- **Prompt A**:
In the Anna Karenina film review, why does the reviewer welcome the decision to frame the story with a stage's proscenium arch instead of a straightforward retelling? Answer in one to three sentences.
- **Prompt B**:
According to the Anna Karenina film review, who wrote the screenplay?
- **Prompt C**:
Carry on the Anna Karenina film review from its last sentence.

- **Supplied text**:

────────────────

A Sumptuous, Passionate and Utterly Cinematic Anna Karenina

Posted on 17:16 by Unknown


If you are dazzled by beauty, daring, and creativity, I think you will like the new cinematic stab at “Anna Karenina.” While I looked forward to seeing this, the weight of the earlier performances of both Greta Garbo and Vivien Leigh seemed too much for the frail little shoulders of Keira Knightley. How could she compare?





First, let me say that reading this book in high school was NOT a happy experience. It was just so long, and all of the artifice of Imperial Russian society seemed so – well – artificial. Why couldn't the characters just say what they mean? Ah, youth…… And so Director Joe Wright’s challenge: not only to squeeze this hulking epic story of intertwined relationships into an approximate 2-hour story, but to make it look and feel fresh. I am happy to report that he has succeeded. Another straightforward retelling of Anna’s story would have been just so boring, no matter how gorgeously filmed. Instead Wright and screenwriter Tom Stoppard have elected to frame this story of the human heart so chained to the artifice and hypocrisy of society with the proscenium arch of the stage. It is bold, it is daring and it is gorgeous. And – it just feels right.

────────────────

- **Collected data**:
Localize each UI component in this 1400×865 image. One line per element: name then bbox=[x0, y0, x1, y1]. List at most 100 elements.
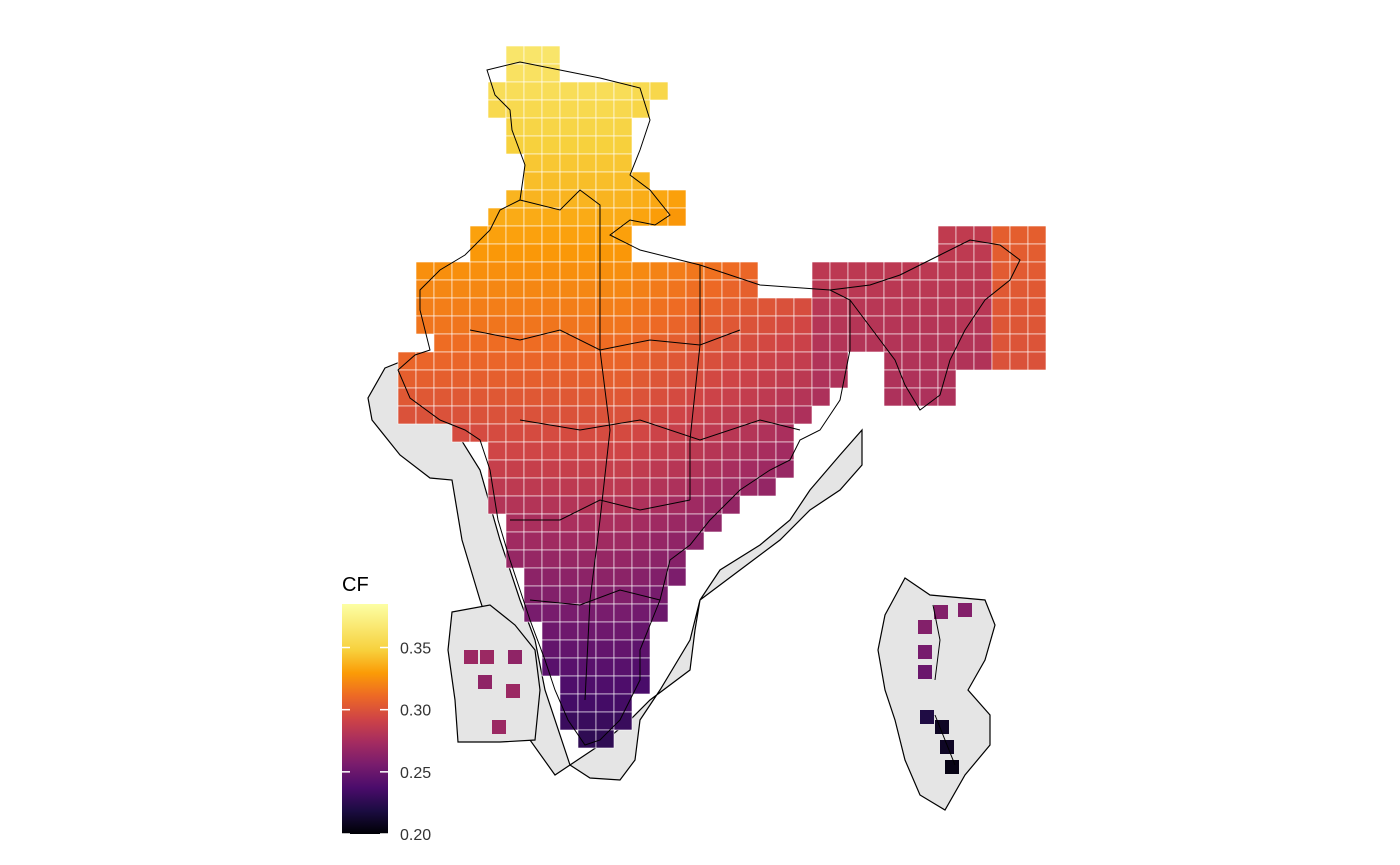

────────────────

- **Exercise answer A**:
The reviewer says another straightforward retelling of Anna's story would have been boring no matter how gorgeously filmed. Framing a story about a heart chained to society's artifice and hypocrisy with the stage is bold, daring and gorgeous, and it feels right.

- **Exercise answer B**:
Tom Stoppard.

- **Exercise answer C**:
Well, we all know how it ends (Anna, the train and all that), but the characterizations offer some thrills:



Keira Knightley as Anna

Unlike the dignified beauties, Garbo and Leigh, Knightley is an artless, even coltish young woman playing the part of a respectable married lady. She seems content with her priggish husband and clearly adores her young son, but when the outlandish beauty of Count Vronsky is placed before her, she is consumed by an uncontrollable and feverish passion that ultimately wrecks her life. She tries so hard to live by the rules, but the rule of desire is just too much for her. She is, after all, so young.

Jude Law as Karenin


This is my favorite performance in the film. I hated this character in the book, and played by both Basil Rathbone and Ralph Richardson (in the Garbo and Leigh version), he is a cold-hearted prig. Jude Law (almost unrecognizable) plays the deceived husband with compassion. Yes, he's a bore, but he loves Anna and is heart-broken by her deceit. I felt sorry for him - something I never felt for this character when reading the book or watching the other film versions of the story.


Aaron Taylor-Johnson as Vroksky

Aaron Taylor-Johnson is so outlandishly pretty as Anna's lover, Count Vronsky, that I found myself chuckling in order to relive the discomfort of such beauty in a masculine form. He is discomforting, not to mention callow, thoughtless and selfish. He is disturbing. Based on her wardrobe and accessories, Anna loves beautiful things. How could she not want to possess this jewel?


The film also gives time to the Levin/Kitty romance, which balances the destructive love of Anna and Vronsky.

Was it perfect? Probably not. But, it dazzled my eyes and thrilled my imagination and that's why I love the movies.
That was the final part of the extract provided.